● **The exercise**
Extract each line holding the word "accoppiamento" from the entries.

● **Listed entries**

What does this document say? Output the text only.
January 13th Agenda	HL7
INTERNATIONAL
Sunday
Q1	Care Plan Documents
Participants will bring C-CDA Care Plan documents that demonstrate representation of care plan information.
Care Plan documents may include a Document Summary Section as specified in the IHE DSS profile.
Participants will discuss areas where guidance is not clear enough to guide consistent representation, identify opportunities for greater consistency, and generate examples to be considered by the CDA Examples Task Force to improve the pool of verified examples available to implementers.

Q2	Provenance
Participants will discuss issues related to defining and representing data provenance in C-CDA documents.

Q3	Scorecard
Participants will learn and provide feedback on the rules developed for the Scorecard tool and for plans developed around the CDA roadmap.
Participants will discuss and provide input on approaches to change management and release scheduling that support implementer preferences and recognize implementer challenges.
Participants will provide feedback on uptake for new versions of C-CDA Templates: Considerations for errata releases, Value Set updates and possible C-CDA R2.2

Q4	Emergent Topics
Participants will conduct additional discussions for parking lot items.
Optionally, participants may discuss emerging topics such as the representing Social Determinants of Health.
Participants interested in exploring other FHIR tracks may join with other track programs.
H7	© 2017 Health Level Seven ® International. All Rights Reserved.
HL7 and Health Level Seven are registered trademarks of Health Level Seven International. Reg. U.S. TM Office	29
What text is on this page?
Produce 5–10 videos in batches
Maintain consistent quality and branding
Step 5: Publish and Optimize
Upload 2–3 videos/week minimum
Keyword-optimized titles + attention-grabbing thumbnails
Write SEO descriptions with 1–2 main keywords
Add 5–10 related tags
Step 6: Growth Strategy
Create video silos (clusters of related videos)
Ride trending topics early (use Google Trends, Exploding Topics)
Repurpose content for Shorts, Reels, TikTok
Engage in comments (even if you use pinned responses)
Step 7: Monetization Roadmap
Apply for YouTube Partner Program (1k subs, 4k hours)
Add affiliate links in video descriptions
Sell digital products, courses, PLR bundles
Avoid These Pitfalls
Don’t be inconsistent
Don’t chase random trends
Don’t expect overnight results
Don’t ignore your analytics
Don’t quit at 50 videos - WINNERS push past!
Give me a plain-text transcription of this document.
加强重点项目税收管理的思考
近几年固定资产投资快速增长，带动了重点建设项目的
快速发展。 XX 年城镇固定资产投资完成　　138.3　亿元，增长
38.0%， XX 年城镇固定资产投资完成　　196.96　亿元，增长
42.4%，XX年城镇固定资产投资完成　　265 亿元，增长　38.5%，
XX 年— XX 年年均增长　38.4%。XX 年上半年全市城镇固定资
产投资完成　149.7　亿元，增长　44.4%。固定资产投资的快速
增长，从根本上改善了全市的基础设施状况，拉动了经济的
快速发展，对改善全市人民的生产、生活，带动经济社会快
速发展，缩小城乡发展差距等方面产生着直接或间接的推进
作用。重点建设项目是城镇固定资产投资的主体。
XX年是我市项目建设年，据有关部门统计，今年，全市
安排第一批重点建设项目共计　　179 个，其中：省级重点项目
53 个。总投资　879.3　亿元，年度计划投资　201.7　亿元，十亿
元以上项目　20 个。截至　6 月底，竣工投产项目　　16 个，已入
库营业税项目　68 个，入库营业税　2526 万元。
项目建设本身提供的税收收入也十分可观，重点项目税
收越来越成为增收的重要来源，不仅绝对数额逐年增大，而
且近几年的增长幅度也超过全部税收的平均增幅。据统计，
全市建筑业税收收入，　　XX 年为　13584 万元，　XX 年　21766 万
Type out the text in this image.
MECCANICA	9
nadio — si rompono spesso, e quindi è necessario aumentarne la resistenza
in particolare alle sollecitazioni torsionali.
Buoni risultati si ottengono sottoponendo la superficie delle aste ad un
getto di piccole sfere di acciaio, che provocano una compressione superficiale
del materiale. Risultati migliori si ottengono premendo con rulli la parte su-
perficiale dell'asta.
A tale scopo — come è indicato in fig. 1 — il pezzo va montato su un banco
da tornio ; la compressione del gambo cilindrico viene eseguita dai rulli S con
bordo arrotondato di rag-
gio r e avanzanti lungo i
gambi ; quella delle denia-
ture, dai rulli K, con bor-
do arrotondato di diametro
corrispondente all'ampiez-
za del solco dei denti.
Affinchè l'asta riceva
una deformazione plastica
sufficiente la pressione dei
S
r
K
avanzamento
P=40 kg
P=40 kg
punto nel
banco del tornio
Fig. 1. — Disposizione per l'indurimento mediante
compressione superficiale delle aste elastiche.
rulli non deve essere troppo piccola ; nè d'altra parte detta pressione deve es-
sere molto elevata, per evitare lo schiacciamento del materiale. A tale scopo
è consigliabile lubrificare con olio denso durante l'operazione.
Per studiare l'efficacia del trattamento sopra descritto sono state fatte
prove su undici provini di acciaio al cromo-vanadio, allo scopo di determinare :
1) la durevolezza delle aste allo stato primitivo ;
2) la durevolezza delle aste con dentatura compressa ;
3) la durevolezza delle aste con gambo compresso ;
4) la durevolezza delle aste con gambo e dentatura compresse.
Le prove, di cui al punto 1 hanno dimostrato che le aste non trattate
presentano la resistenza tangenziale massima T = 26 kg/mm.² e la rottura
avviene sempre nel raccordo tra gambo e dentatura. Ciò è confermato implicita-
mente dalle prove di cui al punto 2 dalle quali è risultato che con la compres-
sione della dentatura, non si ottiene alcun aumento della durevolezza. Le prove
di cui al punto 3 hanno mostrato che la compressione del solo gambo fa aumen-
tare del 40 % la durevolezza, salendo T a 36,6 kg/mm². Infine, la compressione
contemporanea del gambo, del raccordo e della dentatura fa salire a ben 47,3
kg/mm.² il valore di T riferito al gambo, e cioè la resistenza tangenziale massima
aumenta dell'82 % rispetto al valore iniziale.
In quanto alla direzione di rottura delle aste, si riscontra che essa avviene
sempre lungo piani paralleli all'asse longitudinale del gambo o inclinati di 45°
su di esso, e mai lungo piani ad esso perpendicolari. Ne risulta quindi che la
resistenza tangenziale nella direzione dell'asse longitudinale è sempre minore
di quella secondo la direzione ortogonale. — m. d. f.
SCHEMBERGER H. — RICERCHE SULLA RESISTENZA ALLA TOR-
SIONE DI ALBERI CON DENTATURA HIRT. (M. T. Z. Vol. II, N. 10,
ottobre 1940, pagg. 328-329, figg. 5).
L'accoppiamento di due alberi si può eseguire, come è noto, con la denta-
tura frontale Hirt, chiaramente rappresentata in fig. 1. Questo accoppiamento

● **Result of the task**
L'accoppiamento di due alberi si può eseguire, come è noto, con la denta-
tura frontale Hirt, chiaramente rappresentata in fig. 1. Questo accoppiamento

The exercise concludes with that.